-- RECORDED DATA start --

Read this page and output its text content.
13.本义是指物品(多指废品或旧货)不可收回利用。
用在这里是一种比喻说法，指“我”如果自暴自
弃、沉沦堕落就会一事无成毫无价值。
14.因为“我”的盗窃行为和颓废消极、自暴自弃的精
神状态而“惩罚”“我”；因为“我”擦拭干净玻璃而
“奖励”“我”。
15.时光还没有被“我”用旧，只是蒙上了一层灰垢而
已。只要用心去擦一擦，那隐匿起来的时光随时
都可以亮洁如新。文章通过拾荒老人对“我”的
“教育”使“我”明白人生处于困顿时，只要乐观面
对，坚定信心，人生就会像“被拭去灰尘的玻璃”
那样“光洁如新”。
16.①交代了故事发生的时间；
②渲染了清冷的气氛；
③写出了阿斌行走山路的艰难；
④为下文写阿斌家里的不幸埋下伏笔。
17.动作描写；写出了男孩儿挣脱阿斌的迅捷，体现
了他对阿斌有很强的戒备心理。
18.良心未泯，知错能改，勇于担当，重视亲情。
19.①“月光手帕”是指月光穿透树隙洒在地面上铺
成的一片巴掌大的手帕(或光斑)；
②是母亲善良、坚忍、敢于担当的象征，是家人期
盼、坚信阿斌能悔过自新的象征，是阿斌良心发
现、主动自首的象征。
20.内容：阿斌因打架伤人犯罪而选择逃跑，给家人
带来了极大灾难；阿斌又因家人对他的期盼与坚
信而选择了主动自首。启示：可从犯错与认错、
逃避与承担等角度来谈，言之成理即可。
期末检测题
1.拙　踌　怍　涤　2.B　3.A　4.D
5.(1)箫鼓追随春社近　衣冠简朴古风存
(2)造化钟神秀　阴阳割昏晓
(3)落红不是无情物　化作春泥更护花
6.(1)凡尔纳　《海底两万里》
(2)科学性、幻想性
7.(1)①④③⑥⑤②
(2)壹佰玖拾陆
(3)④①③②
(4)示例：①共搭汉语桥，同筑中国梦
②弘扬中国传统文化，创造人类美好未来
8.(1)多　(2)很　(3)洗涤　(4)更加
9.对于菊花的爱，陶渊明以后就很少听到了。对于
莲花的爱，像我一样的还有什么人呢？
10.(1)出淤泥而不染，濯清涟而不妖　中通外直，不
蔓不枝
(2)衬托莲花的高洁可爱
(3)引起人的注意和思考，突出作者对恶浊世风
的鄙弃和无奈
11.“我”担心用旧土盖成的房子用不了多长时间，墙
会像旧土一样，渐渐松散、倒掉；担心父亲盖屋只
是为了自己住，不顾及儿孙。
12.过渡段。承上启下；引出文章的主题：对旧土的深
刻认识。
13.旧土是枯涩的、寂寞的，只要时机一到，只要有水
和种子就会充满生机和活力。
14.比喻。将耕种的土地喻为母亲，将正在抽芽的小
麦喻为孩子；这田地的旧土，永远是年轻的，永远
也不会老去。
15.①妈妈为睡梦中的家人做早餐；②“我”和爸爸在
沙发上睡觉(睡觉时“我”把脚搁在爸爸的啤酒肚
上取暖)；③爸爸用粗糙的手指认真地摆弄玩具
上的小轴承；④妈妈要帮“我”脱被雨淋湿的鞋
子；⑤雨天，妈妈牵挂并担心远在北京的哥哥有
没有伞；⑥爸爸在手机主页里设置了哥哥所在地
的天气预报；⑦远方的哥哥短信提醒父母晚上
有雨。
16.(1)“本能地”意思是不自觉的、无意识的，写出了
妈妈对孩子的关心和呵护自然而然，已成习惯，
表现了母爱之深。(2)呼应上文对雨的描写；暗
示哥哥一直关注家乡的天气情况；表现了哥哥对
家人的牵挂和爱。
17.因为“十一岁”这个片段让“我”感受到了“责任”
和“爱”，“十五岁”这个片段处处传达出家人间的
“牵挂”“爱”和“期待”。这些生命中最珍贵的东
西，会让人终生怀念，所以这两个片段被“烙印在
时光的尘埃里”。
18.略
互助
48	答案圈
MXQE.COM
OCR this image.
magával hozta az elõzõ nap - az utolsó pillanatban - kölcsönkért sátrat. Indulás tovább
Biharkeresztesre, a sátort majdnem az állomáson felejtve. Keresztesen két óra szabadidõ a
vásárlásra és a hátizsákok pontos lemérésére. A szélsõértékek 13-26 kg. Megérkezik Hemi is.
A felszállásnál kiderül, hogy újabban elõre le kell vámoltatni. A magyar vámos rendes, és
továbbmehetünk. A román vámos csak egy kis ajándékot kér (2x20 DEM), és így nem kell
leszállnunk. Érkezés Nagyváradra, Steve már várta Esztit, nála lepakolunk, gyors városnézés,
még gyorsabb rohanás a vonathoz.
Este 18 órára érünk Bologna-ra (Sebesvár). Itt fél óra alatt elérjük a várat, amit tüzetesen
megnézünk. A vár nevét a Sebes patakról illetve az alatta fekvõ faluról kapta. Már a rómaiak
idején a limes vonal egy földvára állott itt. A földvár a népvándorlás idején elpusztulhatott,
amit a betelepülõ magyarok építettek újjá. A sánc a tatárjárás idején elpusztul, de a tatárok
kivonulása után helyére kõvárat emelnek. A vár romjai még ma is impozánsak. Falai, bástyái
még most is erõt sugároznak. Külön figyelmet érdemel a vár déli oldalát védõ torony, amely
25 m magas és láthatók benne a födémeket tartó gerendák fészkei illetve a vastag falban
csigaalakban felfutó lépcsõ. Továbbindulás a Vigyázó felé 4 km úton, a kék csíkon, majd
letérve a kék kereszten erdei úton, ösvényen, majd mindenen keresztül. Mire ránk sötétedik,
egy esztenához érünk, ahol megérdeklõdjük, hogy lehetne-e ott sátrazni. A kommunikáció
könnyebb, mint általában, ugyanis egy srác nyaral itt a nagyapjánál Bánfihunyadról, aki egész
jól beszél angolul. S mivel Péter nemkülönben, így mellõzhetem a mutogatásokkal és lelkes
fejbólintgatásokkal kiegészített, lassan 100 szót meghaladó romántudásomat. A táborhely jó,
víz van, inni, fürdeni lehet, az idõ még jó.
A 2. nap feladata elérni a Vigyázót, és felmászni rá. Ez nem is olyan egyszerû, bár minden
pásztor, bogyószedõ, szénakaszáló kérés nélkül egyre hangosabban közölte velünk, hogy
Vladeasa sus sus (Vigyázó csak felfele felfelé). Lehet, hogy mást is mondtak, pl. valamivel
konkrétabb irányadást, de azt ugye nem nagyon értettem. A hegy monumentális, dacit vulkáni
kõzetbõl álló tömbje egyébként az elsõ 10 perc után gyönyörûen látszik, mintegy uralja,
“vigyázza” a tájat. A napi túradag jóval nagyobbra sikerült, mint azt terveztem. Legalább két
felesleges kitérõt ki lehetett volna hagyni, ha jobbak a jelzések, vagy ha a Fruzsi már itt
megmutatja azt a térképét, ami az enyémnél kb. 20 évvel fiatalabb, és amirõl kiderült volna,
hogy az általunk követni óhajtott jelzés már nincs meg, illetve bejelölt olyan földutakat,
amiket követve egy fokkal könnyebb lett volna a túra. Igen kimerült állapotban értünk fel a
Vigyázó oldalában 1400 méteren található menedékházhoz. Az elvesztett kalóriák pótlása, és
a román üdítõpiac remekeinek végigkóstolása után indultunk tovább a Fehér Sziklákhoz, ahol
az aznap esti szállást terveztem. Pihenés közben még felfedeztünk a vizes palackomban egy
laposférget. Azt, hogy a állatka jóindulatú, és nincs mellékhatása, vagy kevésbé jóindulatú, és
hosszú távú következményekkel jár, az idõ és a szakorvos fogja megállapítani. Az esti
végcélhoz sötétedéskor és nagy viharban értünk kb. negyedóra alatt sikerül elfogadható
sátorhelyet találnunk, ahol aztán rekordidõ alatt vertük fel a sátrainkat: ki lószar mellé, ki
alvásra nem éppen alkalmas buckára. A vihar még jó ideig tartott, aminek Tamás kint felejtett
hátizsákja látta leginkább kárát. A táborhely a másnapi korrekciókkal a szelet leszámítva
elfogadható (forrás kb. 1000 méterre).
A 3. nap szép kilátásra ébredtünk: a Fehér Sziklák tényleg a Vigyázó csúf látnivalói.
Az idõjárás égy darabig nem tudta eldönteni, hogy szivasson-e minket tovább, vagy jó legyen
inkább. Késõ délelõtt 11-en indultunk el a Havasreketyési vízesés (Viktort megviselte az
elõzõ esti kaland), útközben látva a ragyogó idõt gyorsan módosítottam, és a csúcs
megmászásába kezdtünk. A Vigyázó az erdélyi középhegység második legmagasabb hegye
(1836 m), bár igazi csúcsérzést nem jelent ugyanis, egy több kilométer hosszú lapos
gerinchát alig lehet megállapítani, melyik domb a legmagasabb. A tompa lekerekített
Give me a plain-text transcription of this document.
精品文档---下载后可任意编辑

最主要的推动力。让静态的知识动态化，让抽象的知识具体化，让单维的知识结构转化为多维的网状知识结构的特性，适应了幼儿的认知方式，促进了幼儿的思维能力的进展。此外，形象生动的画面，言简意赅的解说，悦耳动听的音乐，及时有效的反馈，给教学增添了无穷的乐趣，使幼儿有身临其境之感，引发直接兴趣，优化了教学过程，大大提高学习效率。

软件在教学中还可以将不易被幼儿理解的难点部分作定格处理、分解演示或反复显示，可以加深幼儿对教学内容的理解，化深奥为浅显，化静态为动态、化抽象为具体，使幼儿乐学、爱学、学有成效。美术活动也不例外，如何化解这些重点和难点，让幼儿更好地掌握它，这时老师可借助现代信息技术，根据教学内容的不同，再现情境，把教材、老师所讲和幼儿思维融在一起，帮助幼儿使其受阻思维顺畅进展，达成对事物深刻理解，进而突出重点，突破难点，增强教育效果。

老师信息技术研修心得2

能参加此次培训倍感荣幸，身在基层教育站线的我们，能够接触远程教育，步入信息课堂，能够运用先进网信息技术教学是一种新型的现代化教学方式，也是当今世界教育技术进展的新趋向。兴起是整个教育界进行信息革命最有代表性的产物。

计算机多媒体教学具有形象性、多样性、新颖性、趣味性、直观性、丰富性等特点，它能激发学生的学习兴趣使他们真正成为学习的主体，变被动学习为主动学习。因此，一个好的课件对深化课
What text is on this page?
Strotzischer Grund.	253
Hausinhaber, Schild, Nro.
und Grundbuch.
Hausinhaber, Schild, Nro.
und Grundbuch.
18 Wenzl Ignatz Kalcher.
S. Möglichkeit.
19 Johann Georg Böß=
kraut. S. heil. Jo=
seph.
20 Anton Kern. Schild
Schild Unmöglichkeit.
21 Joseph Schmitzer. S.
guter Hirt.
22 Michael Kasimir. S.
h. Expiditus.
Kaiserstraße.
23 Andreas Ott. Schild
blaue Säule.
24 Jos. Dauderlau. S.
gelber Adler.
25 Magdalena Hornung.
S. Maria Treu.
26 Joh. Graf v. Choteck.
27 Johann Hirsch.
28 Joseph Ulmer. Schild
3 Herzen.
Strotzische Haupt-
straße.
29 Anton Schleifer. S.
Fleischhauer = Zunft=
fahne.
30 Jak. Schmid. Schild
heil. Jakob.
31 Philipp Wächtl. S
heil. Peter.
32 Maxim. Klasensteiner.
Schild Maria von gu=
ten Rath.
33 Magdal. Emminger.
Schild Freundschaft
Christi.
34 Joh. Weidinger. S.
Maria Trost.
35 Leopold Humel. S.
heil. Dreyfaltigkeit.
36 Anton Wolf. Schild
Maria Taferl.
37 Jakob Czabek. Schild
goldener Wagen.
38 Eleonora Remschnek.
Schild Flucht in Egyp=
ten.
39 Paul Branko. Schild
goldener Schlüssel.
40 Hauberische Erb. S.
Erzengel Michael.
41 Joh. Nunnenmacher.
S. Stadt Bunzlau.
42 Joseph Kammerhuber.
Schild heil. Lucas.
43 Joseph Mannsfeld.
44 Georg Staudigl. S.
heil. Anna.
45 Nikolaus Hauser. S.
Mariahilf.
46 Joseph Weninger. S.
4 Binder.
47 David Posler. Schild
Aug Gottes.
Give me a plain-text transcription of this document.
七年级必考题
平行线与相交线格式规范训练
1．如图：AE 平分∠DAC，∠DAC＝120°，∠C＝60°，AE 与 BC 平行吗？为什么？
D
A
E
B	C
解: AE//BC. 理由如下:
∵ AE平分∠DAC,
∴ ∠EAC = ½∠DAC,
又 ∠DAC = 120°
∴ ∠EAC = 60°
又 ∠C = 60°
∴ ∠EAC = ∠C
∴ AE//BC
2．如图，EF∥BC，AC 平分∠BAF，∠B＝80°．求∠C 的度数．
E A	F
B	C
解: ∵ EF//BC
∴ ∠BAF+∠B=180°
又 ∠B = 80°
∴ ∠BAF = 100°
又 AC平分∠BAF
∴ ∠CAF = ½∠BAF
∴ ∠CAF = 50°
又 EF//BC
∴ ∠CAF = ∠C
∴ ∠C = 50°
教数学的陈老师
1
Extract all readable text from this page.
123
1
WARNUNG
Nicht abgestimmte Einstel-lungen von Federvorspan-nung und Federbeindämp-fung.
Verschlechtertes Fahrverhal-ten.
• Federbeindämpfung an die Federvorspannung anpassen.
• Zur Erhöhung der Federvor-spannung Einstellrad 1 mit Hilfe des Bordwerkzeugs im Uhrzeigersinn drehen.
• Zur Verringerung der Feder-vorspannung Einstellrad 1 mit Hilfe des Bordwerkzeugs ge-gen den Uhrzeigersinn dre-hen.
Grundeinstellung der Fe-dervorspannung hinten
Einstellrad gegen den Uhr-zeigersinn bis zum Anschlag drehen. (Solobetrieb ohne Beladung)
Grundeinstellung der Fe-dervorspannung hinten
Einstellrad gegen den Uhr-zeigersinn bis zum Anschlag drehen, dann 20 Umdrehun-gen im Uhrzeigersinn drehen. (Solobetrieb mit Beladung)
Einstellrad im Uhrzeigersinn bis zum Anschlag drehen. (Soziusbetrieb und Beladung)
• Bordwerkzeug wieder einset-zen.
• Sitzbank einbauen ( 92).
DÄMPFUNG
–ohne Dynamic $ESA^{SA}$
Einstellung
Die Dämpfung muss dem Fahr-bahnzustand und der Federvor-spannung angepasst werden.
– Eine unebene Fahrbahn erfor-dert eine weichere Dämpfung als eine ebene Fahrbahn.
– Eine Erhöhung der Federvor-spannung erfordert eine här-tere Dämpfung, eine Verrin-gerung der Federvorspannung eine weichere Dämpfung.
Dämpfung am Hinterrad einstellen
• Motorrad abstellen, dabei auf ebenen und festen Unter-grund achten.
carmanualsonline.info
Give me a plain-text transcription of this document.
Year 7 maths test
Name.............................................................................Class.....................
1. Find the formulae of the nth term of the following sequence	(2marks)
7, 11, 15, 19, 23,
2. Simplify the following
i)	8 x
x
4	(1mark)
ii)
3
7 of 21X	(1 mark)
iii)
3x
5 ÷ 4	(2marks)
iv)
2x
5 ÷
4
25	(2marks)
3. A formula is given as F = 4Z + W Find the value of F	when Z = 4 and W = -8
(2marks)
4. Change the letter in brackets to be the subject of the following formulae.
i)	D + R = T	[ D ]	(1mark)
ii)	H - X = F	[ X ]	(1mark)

-- RECORDED DATA end --

Go through the entries and return each line where the word "heil" appears.

EXERCISE OUTPUT ->
kraut. S. heil. Jo=
heil. Jakob.
heil. Peter.
heil. Dreyfaltigkeit.
Schild heil. Lucas.
heil. Anna.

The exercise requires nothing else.